◆ **Short problem**: Carry none of the pictures over; write out the complete data exactly.

◆ **Record excerpts**:

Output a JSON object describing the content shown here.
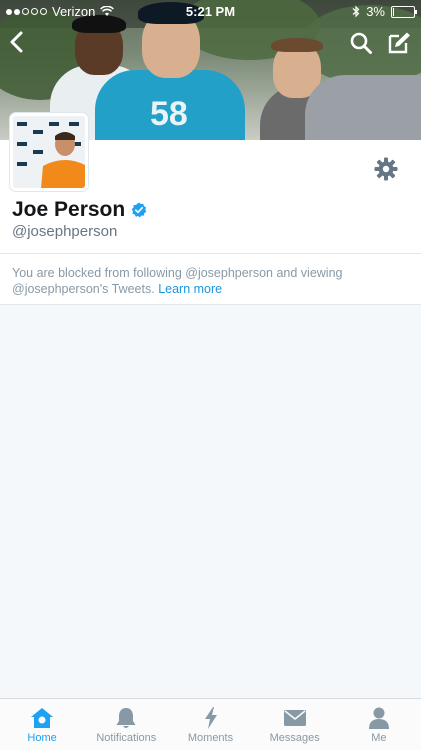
{
  "status_bar": {
    "carrier": "Verizon",
    "time": "5:21 PM",
    "battery": "3%",
    "battery_level": 0.03
  },
  "profile": {
    "name": "Joe Person",
    "handle": "@josephperson",
    "verified": true
  },
  "blocked_notice": {
    "text": "You are blocked from following @josephperson and viewing @josephperson's Tweets.",
    "link": "Learn more"
  },
  "tabs": [
    {
      "label": "Home",
      "icon": "home-icon",
      "active": true
    },
    {
      "label": "Notifications",
      "icon": "bell-icon",
      "active": false
    },
    {
      "label": "Moments",
      "icon": "lightning-icon",
      "active": false
    },
    {
      "label": "Messages",
      "icon": "envelope-icon",
      "active": false
    },
    {
      "label": "Me",
      "icon": "person-icon",
      "active": false
    }
  ],
  "colors": {
    "accent": "#1da1f2",
    "link": "#1b95e0",
    "text_muted": "#8899a6",
    "verified": "#1da1f2"
  }
}
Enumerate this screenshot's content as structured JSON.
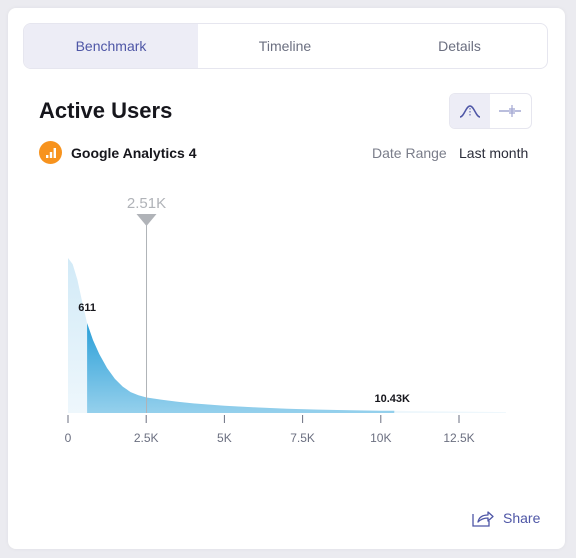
{
  "tabs": [
    {
      "label": "Benchmark",
      "active": true
    },
    {
      "label": "Timeline",
      "active": false
    },
    {
      "label": "Details",
      "active": false
    }
  ],
  "header": {
    "title": "Active Users",
    "view_toggle": [
      {
        "icon": "distribution-curve-icon",
        "active": true
      },
      {
        "icon": "range-bar-icon",
        "active": false
      }
    ]
  },
  "source": {
    "icon": "google-analytics-icon",
    "name": "Google Analytics 4"
  },
  "date_range": {
    "label": "Date Range",
    "value": "Last month"
  },
  "share": {
    "icon": "share-icon",
    "label": "Share"
  },
  "colors": {
    "accent": "#4e56a6",
    "fill_dark": "#2a9fd8",
    "fill_light": "#8fcdea",
    "fill_faint": "#e3f2fb",
    "marker": "#b0b3b8"
  },
  "chart_data": {
    "type": "area",
    "title": "Active Users distribution",
    "xlabel": "",
    "ylabel": "",
    "xlim": [
      0,
      14000
    ],
    "x_ticks": [
      0,
      2500,
      5000,
      7500,
      10000,
      12500
    ],
    "x_tick_labels": [
      "0",
      "2.5K",
      "5K",
      "7.5K",
      "10K",
      "12.5K"
    ],
    "grid": false,
    "highlight_range": {
      "low": 611,
      "high": 10430,
      "low_label": "611",
      "high_label": "10.43K"
    },
    "marker": {
      "value": 2510,
      "label": "2.51K"
    },
    "density_curve": {
      "x": [
        0,
        150,
        300,
        450,
        611,
        800,
        1000,
        1250,
        1500,
        1750,
        2000,
        2250,
        2510,
        3000,
        3500,
        4000,
        5000,
        6000,
        7000,
        8000,
        9000,
        10000,
        10430,
        11000,
        12000,
        13000,
        14000
      ],
      "y": [
        1.0,
        0.96,
        0.86,
        0.72,
        0.58,
        0.47,
        0.38,
        0.29,
        0.22,
        0.17,
        0.135,
        0.115,
        0.1,
        0.085,
        0.072,
        0.062,
        0.047,
        0.036,
        0.028,
        0.022,
        0.018,
        0.015,
        0.014,
        0.012,
        0.01,
        0.008,
        0.006
      ]
    }
  }
}
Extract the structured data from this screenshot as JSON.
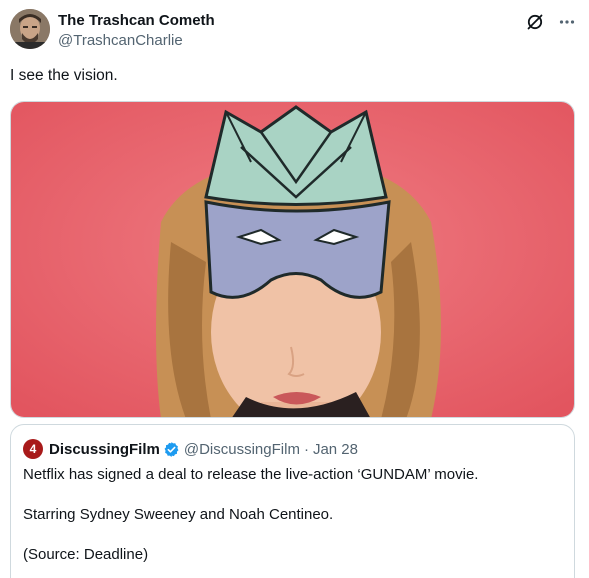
{
  "tweet": {
    "display_name": "The Trashcan Cometh",
    "handle": "@TrashcanCharlie",
    "text": "I see the vision."
  },
  "icons": {
    "avatar": "avatar-photo",
    "grok": "grok-icon",
    "more": "more-icon",
    "verified": "verified-badge-icon"
  },
  "colors": {
    "image_background": "#e8606a",
    "verified_blue": "#1d9bf0",
    "secondary_text": "#536471"
  },
  "quote": {
    "logo_text": "4",
    "name": "DiscussingFilm",
    "handle": "@DiscussingFilm",
    "separator": "·",
    "date": "Jan 28",
    "lines": [
      "Netflix has signed a deal to release the live-action ‘GUNDAM’ movie.",
      "Starring Sydney Sweeney and Noah Centineo.",
      "(Source: Deadline)"
    ]
  }
}
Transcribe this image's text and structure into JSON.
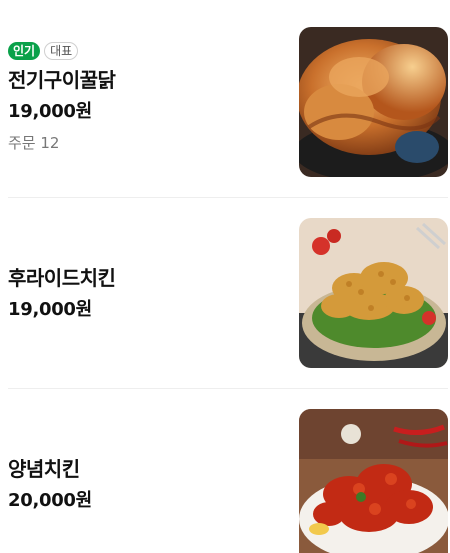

◆ **Solution to the exercise**:
Output a JSON object describing the content shown here.
{
  "status_bar": {
    "carrier": "Verizon",
    "time": "5:21 PM",
    "battery": "3%",
    "battery_level": 0.03
  },
  "profile": {
    "name": "Joe Person",
    "handle": "@josephperson",
    "verified": true
  },
  "blocked_notice": {
    "text": "You are blocked from following @josephperson and viewing @josephperson's Tweets.",
    "link": "Learn more"
  },
  "tabs": [
    {
      "label": "Home",
      "icon": "home-icon",
      "active": true
    },
    {
      "label": "Notifications",
      "icon": "bell-icon",
      "active": false
    },
    {
      "label": "Moments",
      "icon": "lightning-icon",
      "active": false
    },
    {
      "label": "Messages",
      "icon": "envelope-icon",
      "active": false
    },
    {
      "label": "Me",
      "icon": "person-icon",
      "active": false
    }
  ],
  "colors": {
    "accent": "#1da1f2",
    "link": "#1b95e0",
    "text_muted": "#8899a6",
    "verified": "#1da1f2"
  }
}
Enumerate this screenshot's content as structured JSON.
{
  "tabs": [
    {
      "label": "Benchmark",
      "active": true
    },
    {
      "label": "Timeline",
      "active": false
    },
    {
      "label": "Details",
      "active": false
    }
  ],
  "header": {
    "title": "Active Users",
    "view_toggle": [
      {
        "icon": "distribution-curve-icon",
        "active": true
      },
      {
        "icon": "range-bar-icon",
        "active": false
      }
    ]
  },
  "source": {
    "icon": "google-analytics-icon",
    "name": "Google Analytics 4"
  },
  "date_range": {
    "label": "Date Range",
    "value": "Last month"
  },
  "share": {
    "icon": "share-icon",
    "label": "Share"
  },
  "colors": {
    "accent": "#4e56a6",
    "fill_dark": "#2a9fd8",
    "fill_light": "#8fcdea",
    "fill_faint": "#e3f2fb",
    "marker": "#b0b3b8"
  },
  "chart_data": {
    "type": "area",
    "title": "Active Users distribution",
    "xlabel": "",
    "ylabel": "",
    "xlim": [
      0,
      14000
    ],
    "x_ticks": [
      0,
      2500,
      5000,
      7500,
      10000,
      12500
    ],
    "x_tick_labels": [
      "0",
      "2.5K",
      "5K",
      "7.5K",
      "10K",
      "12.5K"
    ],
    "grid": false,
    "highlight_range": {
      "low": 611,
      "high": 10430,
      "low_label": "611",
      "high_label": "10.43K"
    },
    "marker": {
      "value": 2510,
      "label": "2.51K"
    },
    "density_curve": {
      "x": [
        0,
        150,
        300,
        450,
        611,
        800,
        1000,
        1250,
        1500,
        1750,
        2000,
        2250,
        2510,
        3000,
        3500,
        4000,
        5000,
        6000,
        7000,
        8000,
        9000,
        10000,
        10430,
        11000,
        12000,
        13000,
        14000
      ],
      "y": [
        1.0,
        0.96,
        0.86,
        0.72,
        0.58,
        0.47,
        0.38,
        0.29,
        0.22,
        0.17,
        0.135,
        0.115,
        0.1,
        0.085,
        0.072,
        0.062,
        0.047,
        0.036,
        0.028,
        0.022,
        0.018,
        0.015,
        0.014,
        0.012,
        0.01,
        0.008,
        0.006
      ]
    }
  }
}
Extract the structured data from this screenshot as JSON.
{
  "tweet": {
    "display_name": "The Trashcan Cometh",
    "handle": "@TrashcanCharlie",
    "text": "I see the vision."
  },
  "icons": {
    "avatar": "avatar-photo",
    "grok": "grok-icon",
    "more": "more-icon",
    "verified": "verified-badge-icon"
  },
  "colors": {
    "image_background": "#e8606a",
    "verified_blue": "#1d9bf0",
    "secondary_text": "#536471"
  },
  "quote": {
    "logo_text": "4",
    "name": "DiscussingFilm",
    "handle": "@DiscussingFilm",
    "separator": "·",
    "date": "Jan 28",
    "lines": [
      "Netflix has signed a deal to release the live-action ‘GUNDAM’ movie.",
      "Starring Sydney Sweeney and Noah Centineo.",
      "(Source: Deadline)"
    ]
  }
}
Transcribe this image's text and structure into JSON.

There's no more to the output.